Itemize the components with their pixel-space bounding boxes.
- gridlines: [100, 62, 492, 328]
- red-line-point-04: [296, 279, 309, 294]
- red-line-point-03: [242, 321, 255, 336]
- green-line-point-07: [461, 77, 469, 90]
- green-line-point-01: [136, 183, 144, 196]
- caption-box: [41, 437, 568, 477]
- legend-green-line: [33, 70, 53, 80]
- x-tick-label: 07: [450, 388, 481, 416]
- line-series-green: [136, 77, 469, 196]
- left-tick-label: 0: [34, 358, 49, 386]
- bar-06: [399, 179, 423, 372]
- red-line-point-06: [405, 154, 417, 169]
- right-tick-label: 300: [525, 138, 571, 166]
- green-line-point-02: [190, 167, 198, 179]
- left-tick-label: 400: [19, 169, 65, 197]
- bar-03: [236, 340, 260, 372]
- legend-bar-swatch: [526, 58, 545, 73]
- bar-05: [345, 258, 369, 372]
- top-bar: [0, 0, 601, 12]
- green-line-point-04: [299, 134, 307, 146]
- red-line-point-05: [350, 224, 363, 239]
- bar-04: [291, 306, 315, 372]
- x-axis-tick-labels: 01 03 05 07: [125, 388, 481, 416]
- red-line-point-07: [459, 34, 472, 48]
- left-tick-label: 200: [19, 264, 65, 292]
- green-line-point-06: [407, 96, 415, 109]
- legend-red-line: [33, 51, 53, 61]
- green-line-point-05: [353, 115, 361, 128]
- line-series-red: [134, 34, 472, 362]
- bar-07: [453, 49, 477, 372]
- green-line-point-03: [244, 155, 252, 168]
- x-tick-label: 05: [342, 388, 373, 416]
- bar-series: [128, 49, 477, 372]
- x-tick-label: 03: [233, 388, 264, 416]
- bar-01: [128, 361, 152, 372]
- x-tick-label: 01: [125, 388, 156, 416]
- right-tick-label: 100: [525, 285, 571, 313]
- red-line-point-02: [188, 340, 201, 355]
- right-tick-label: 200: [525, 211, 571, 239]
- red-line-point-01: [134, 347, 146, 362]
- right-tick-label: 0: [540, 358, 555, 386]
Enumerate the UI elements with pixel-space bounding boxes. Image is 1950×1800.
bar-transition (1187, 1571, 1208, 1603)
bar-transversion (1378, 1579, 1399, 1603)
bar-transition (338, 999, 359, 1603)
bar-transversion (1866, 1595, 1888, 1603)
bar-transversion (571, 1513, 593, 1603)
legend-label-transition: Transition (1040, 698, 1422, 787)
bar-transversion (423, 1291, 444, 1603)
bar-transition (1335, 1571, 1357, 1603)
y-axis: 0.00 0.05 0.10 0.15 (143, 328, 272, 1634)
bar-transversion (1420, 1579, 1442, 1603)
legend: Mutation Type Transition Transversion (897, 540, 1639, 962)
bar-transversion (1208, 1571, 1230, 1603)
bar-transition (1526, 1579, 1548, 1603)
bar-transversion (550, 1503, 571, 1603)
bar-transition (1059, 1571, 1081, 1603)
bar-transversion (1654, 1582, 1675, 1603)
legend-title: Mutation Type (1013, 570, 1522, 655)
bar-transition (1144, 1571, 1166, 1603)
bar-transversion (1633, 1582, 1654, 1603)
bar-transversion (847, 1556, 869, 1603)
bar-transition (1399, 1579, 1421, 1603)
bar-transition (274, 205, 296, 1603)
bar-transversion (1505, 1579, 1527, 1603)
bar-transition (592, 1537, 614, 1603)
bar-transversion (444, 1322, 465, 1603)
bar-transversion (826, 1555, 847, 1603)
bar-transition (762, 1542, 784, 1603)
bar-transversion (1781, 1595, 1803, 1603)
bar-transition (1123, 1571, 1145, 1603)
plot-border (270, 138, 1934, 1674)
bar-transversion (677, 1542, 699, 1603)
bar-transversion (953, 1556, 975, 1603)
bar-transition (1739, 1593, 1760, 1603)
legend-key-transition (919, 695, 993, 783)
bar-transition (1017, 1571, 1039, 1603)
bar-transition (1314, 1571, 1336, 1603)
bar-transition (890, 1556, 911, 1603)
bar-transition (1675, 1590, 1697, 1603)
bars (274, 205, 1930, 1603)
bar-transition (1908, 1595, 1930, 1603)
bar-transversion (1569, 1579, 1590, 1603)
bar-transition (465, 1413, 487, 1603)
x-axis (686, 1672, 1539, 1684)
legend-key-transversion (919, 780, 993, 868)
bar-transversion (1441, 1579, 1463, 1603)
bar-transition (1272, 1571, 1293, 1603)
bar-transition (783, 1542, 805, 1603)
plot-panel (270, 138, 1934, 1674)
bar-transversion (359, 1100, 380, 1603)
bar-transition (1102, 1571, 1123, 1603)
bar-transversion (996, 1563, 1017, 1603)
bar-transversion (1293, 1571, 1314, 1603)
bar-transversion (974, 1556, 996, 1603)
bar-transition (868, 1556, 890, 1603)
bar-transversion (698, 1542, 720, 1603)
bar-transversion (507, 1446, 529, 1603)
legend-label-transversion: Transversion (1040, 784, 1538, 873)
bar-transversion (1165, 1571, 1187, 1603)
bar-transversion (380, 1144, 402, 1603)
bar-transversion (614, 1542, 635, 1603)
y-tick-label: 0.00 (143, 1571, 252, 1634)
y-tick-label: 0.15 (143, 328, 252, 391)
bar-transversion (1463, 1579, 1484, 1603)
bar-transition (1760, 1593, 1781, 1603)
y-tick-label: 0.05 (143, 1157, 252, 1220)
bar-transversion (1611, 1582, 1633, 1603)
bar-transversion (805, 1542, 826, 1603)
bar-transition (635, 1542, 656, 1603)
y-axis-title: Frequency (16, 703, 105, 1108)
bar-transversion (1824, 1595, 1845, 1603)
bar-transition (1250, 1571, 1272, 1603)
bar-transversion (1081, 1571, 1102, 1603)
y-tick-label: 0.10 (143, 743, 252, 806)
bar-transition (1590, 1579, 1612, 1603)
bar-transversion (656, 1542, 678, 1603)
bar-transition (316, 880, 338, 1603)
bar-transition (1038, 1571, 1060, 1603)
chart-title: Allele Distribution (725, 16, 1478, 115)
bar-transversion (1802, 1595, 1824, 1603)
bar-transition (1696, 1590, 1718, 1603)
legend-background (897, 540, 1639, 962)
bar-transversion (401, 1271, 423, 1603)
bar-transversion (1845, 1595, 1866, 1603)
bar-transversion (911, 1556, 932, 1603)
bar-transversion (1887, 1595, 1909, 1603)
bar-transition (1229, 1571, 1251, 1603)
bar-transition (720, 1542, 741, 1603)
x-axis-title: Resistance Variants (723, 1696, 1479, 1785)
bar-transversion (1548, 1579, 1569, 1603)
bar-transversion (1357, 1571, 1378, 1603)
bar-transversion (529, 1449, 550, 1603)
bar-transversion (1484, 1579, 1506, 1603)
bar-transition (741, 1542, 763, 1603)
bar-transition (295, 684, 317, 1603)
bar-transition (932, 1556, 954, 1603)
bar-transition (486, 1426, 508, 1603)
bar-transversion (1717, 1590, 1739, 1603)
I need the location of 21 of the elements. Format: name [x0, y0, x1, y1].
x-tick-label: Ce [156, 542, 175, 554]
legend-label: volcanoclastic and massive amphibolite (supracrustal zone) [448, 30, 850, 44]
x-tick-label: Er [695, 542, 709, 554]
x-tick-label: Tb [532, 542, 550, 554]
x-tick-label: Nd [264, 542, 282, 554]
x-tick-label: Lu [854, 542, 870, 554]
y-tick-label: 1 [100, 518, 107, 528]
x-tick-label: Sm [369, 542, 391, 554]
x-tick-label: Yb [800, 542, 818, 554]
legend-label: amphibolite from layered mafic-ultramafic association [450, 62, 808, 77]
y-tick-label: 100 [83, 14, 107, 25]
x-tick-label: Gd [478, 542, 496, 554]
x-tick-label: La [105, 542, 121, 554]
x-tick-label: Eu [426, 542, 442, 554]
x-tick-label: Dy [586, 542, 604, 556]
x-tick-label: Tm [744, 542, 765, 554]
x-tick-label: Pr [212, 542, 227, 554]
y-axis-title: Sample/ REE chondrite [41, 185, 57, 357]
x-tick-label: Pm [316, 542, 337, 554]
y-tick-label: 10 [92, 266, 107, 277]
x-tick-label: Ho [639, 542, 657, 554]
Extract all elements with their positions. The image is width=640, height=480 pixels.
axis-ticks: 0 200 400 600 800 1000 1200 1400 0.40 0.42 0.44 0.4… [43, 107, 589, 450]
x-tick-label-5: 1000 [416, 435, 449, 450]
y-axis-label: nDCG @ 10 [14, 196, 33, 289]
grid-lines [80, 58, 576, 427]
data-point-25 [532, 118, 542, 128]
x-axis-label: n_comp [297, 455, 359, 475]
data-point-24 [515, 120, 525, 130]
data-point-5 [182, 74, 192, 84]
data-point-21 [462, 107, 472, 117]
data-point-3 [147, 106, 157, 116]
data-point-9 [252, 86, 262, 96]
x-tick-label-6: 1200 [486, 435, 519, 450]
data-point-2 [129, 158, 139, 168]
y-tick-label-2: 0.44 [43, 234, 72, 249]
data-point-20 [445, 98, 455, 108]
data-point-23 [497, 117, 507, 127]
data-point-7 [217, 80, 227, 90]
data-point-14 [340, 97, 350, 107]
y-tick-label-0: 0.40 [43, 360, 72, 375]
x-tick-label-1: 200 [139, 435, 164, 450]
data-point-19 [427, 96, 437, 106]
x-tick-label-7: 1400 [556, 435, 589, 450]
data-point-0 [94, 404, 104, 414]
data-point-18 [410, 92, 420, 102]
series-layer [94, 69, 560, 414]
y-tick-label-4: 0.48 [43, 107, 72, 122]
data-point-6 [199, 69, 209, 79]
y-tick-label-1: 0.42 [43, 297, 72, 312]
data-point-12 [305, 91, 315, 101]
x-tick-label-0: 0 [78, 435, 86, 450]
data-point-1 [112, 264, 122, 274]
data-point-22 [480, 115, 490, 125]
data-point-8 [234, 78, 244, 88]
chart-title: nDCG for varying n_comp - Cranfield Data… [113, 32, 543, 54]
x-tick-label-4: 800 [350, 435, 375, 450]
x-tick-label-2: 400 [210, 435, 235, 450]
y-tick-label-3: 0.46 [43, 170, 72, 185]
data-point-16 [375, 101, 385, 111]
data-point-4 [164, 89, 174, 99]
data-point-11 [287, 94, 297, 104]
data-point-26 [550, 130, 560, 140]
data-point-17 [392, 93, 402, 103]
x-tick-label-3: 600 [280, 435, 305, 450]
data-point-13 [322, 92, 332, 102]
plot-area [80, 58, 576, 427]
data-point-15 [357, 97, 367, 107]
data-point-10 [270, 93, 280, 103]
****************************************
▶ _Aim_:
Show every line above that contains the word "boxes".

▶ _Response_:
Itemize the components with their pixel-space bounding boxes.
Enumerate the UI elements with pixel-space bounding boxes. Image is 1950×1800.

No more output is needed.